##### SELECTION

Re: [PATCH] Lightweight userspace semaphores...

From: Hubertus Franke (frankeh@watson.ibm.com)
Date: Wed Feb 27 2002 - 10:53:11 EST


On Wed, Feb 27, 2002 at 11:24:17AM +1100, Rusty Russell wrote:
> On Mon, 25 Feb 2002 10:00:25 -0500
> Hubertus Franke <frankeh@watson.ibm.com> wrote:
>
> > Rusty, since I supplied one of those packages available under lse.sourceforge.net
> > let me make some comments.
> >
> > (a) why do you need to pin. I simply use the user level address (vaddr)
> > and hash with the <mm,vaddr> to obtain the internal object.
> > This also gives me full protection through the general vmm mechanisms.
>
> I pin while sleeping for convenience, so I can get a kernel address. It's
> only one page (maybe 2). I could look up the address every time, but then I
> need to swap the page back in anyway to look at it.

As stated above, I allocate a kernel object <kulock_t> on demand and
hash it. This way I don't have to pin any user address. What does everybody
think about the merit of this approach versus the pinning approach?
Most importantly I think the merit of both approaches stems from the fact
that the access is purely through the userlevel address rather than
through a handle. In your case, can the lock be allocated at different
virtual addresses in the various address spaces.
How do you cleanup ? Do you search through the hashtable ? In other words
what happens if you SIGTERM a process ?
>
> > (b) I like the idea of mmap or shmat with special flags better than going
> > through a device driver.
>
> Me too, but I'd rather have people saying "make it a syscall" than "eww...
> not another special purpose syscall!" 8)

One more syscall its all that needed like semop(). I multiplex all operations
through this interface. Agree, its more scalable then a device driver as
somebody pointed out that the device has locks associated with it.
>
> > (c) creation can be done on demand, that's what I do. If you never have
> > to synchronize through the kernel than you don't create the objects.
> > There should be an option to force explicite creation if desired.
>
> Absolutely, except there is no real "creation" event. Adding a "here be
> semaphores" syscall is sufficient and useful (and also makes it easy to
> detect that there is no FUS support in the kernel).

That's what I have done. All internal objects are created on the fly.
Somebody pointed out to me that RT programs might want to allocate the
internal object apriori, in that case the forcing the creation would be
required.

>
> > (d) The kernel should simply provide waiting and wakeup functionality and
> > the bean counting should be done in user space. There is no need to
> > pin or crossmap.
>
> See above.

Yip, no state sharing required between kernel and user. I analyzed this
vary carefully, particularly for spinning locks, I can show you sequences
of events that get you in real trouble because the atomic update in user
space and the waiting are non atomic. As far as I am concerned separation
is imperative.

>
> > (e) I really like to see multiple reader/single writer locks as well. I
> > implemented these
>
> Hmmm... my current implementatino only allows down one and up one
> operations, but off the top of my head I don't see a no reason this couldn't
> be generalized. Then:
> 1) Initialize at INT_MAX
> 2) down_read = down 1
> 3) down_write = down INT_MAX
>
> Sufficient?

##########

[TO BE DONE]
(a) In the semaphore thread, what kernel object does Hubertus Franke say he allocates on demand and hashes?
(b) Please reproduce the semaphore thread from "One more syscall" up to and including "in the kernel).".

##### INFORMATION PROVIDED

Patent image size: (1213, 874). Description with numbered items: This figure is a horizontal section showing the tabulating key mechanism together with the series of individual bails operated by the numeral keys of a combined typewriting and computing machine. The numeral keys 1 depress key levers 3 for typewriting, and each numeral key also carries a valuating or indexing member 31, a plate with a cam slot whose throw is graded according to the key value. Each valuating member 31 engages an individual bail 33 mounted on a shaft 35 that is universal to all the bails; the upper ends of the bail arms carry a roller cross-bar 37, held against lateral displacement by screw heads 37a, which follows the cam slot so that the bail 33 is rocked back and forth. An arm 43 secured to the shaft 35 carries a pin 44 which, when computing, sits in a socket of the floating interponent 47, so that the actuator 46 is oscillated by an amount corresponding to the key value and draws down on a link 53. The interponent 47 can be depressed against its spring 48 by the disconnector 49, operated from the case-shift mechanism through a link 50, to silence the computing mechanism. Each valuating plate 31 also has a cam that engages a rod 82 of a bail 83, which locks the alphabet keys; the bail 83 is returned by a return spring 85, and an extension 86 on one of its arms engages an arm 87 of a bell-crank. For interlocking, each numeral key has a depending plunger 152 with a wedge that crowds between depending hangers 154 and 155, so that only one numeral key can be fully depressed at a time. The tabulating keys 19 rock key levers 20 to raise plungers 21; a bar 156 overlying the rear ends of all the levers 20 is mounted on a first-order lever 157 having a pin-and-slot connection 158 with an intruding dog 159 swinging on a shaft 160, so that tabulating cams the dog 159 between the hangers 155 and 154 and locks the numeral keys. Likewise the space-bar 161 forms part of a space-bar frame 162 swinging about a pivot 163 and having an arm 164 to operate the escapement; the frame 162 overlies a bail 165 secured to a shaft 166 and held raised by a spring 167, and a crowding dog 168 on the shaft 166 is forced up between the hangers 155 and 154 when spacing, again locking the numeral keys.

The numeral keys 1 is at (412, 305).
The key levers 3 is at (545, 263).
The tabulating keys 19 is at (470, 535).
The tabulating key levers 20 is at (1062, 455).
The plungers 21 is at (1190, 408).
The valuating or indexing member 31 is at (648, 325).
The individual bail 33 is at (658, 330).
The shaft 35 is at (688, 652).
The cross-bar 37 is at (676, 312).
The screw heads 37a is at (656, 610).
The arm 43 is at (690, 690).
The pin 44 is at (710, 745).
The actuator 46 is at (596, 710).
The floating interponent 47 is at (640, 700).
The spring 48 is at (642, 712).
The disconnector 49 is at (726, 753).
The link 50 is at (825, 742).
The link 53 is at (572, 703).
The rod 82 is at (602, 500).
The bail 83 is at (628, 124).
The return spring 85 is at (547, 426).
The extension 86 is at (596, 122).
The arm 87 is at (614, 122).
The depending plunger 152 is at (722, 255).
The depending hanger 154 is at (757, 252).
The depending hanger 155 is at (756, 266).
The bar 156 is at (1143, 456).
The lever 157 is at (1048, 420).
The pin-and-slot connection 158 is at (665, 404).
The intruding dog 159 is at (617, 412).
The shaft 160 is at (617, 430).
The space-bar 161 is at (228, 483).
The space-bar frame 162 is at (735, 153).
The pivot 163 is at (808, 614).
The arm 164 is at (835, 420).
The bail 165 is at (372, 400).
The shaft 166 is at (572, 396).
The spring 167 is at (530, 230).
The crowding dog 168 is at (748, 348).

##########

[RESULTS BY TASK]
(a) A kernel object called <kulock_t>.

(b)
One more syscall its all that needed like semop(). I multiplex all operations
through this interface. Agree, its more scalable then a device driver as
somebody pointed out that the device has locks associated with it.
>
> > (c) creation can be done on demand, that's what I do. If you never have
> > to synchronize through the kernel than you don't create the objects.
> > There should be an option to force explicite creation if desired.
>
> Absolutely, except there is no real "creation" event. Adding a "here be
> semaphores" syscall is sufficient and useful (and also makes it easy to
> detect that there is no FUS support in the kernel).